**Given request**
Can you pull out each line of the data below that includes the word "extended"?

**Rows**
════

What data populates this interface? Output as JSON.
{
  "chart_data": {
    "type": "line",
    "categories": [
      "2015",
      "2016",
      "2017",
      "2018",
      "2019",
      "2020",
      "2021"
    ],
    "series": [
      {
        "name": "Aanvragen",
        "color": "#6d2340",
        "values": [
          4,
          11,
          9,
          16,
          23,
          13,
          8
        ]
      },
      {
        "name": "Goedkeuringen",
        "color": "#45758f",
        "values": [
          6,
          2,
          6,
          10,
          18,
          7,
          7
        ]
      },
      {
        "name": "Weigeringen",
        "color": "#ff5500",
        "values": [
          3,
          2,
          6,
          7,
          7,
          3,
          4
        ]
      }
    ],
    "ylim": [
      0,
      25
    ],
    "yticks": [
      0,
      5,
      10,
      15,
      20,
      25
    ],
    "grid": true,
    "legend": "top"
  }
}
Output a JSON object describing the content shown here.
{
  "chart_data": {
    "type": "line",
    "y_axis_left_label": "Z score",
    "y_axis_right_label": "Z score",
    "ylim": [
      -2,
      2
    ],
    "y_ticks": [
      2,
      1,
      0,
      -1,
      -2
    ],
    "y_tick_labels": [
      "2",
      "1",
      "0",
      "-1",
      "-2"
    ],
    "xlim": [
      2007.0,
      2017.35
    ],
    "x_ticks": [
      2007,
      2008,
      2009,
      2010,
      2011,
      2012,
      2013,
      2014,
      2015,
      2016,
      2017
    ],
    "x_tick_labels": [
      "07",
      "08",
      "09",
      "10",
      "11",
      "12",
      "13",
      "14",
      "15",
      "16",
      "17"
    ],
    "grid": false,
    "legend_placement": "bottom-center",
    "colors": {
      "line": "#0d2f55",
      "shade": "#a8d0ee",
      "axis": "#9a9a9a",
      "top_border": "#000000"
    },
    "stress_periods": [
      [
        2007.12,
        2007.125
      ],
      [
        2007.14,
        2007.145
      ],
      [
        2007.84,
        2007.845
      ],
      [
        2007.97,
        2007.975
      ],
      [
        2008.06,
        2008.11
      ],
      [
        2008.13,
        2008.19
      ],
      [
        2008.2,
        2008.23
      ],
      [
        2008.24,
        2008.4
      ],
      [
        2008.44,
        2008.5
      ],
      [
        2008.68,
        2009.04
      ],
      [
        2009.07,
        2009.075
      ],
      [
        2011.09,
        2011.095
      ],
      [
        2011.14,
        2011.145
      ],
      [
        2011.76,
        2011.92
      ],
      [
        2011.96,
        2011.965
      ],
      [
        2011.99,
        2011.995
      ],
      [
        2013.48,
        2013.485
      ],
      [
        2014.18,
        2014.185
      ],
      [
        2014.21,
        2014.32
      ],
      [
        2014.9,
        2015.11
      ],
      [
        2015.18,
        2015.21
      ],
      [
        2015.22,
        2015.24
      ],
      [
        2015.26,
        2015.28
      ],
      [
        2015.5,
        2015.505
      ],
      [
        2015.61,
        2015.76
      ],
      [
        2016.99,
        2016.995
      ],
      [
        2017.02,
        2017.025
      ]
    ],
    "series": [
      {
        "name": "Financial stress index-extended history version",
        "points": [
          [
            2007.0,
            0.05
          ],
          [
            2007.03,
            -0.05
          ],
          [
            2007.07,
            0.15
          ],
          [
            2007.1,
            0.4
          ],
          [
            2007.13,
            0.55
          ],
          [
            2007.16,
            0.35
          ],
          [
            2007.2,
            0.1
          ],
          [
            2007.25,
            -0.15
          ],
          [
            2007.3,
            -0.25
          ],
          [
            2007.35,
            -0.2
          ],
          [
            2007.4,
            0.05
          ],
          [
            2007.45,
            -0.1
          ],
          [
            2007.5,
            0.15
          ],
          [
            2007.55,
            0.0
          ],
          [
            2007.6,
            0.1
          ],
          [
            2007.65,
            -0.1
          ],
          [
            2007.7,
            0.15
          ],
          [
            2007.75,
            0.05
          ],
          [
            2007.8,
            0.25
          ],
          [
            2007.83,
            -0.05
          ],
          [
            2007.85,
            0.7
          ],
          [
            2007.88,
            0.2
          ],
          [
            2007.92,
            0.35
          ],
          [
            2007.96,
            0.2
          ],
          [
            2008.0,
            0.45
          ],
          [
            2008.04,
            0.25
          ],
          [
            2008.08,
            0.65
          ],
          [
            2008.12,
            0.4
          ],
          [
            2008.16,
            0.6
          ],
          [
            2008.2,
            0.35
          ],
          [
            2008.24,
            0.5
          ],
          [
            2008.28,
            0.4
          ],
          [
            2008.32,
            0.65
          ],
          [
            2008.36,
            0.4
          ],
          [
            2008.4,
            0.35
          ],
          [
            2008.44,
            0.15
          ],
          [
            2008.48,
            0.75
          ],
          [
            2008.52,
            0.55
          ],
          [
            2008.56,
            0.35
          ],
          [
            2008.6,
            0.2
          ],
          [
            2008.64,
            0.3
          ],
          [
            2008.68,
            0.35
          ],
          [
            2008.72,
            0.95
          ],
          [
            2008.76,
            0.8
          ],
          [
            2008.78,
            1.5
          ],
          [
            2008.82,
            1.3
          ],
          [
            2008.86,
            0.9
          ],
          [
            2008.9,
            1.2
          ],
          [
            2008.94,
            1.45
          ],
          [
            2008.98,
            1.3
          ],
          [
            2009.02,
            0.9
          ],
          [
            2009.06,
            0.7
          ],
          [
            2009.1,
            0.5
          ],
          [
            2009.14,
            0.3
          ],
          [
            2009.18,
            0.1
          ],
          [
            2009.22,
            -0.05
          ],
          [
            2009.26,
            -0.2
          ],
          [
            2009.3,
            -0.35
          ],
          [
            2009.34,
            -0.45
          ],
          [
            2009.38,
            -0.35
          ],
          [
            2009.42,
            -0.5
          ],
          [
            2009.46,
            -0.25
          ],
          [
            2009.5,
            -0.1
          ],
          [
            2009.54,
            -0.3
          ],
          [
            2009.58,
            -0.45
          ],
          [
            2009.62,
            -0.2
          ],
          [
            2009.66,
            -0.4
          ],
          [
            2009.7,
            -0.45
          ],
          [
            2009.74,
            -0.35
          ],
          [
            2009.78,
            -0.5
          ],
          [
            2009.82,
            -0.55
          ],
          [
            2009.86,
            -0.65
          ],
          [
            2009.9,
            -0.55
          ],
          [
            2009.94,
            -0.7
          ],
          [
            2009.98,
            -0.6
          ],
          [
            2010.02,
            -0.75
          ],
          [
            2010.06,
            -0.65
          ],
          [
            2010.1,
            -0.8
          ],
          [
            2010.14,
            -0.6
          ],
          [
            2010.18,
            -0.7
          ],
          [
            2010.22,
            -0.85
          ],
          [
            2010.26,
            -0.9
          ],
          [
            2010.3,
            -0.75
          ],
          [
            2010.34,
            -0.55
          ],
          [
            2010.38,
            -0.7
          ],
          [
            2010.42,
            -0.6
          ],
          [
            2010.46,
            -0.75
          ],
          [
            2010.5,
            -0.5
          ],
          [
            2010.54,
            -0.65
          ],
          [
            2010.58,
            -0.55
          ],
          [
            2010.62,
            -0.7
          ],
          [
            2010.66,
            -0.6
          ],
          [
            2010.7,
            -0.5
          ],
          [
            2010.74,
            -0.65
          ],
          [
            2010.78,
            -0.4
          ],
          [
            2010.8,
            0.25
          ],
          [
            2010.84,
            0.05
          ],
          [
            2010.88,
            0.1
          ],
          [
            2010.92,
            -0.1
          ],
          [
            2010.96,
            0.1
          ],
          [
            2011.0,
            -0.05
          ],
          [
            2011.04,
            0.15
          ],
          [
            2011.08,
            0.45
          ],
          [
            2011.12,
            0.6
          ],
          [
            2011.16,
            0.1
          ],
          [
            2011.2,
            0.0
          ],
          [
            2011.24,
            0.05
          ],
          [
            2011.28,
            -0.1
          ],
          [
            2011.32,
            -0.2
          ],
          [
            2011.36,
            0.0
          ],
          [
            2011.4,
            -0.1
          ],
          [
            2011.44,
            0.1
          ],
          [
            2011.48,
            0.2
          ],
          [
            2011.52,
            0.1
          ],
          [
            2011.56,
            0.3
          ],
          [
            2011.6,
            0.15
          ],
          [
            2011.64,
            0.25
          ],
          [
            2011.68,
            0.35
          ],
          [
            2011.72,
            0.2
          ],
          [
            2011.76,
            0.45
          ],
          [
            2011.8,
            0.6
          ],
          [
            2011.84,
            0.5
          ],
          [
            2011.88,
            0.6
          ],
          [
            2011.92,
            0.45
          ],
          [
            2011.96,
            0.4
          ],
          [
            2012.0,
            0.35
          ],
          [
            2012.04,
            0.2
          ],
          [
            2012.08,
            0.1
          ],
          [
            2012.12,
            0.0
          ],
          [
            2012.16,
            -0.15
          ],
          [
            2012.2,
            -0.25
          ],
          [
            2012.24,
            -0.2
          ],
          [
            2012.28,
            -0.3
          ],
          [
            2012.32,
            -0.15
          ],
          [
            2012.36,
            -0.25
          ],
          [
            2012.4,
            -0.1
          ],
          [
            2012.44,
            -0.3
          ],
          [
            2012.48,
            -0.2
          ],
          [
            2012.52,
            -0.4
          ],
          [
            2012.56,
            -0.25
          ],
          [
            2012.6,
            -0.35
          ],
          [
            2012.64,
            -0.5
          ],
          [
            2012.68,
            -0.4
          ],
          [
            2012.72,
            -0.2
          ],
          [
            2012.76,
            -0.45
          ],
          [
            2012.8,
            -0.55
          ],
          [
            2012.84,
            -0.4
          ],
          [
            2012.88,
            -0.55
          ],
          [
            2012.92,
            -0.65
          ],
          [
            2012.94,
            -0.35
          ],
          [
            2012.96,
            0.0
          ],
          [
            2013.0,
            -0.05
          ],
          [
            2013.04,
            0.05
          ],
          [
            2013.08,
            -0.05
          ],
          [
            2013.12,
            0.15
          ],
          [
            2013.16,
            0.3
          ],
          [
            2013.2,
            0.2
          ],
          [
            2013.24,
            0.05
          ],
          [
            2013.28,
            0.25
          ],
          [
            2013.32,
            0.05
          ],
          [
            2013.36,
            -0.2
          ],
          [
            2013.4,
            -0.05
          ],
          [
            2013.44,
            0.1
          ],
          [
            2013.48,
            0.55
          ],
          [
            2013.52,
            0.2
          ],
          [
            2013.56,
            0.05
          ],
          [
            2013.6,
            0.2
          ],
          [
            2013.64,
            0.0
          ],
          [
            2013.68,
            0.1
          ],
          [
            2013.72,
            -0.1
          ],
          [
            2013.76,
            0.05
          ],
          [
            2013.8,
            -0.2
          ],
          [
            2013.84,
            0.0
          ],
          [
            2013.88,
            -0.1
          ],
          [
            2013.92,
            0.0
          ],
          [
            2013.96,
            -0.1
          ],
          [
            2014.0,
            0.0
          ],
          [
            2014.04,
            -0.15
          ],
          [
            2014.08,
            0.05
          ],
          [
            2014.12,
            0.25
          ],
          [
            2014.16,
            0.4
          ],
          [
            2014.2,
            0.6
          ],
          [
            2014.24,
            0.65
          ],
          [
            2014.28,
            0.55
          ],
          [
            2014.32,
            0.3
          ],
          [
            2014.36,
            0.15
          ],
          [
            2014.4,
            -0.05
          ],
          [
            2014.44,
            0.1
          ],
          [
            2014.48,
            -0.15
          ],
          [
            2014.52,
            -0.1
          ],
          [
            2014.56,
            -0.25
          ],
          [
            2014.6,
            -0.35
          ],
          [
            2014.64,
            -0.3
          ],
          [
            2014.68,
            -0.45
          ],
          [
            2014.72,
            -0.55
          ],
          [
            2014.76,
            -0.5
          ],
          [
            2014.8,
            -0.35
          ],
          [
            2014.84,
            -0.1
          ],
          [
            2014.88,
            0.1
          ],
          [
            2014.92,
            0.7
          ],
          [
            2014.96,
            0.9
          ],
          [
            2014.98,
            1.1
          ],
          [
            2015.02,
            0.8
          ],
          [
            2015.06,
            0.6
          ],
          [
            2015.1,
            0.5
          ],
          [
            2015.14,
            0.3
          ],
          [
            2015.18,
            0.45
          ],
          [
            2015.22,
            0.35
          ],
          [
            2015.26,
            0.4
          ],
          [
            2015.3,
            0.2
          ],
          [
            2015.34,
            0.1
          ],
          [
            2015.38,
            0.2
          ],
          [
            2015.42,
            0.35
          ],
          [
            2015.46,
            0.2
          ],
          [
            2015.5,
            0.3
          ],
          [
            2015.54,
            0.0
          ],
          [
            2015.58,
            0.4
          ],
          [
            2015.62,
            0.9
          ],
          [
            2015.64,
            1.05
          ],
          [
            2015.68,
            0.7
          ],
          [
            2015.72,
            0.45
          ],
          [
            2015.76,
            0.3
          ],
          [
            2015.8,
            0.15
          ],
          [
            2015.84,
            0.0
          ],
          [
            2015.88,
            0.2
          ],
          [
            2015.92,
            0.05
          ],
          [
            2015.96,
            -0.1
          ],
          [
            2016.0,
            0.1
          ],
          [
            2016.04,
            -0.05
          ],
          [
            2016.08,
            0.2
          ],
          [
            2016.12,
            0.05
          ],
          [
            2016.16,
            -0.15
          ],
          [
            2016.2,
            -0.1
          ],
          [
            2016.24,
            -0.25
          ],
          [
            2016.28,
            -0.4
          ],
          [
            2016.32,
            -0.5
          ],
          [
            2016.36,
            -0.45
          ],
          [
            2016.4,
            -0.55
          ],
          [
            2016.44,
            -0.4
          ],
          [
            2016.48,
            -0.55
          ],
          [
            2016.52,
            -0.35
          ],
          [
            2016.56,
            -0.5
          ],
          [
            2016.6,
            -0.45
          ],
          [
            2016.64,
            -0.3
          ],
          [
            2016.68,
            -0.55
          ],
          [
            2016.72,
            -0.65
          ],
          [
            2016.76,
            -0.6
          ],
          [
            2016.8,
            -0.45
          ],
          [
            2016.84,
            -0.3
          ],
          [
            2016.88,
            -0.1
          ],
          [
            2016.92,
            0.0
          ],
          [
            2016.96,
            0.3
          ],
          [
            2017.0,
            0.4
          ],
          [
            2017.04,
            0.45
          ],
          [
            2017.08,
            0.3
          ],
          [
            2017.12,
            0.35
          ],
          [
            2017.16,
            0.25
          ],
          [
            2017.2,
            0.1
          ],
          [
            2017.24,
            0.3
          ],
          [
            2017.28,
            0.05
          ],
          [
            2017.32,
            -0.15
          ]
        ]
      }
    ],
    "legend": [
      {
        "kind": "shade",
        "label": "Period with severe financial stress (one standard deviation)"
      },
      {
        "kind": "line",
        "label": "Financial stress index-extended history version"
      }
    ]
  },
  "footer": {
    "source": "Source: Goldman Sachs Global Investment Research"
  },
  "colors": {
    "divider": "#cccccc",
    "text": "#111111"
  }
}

════

**Answer to this problem**
        "name": "Financial stress index-extended history version",
        "label": "Financial stress index-extended history version"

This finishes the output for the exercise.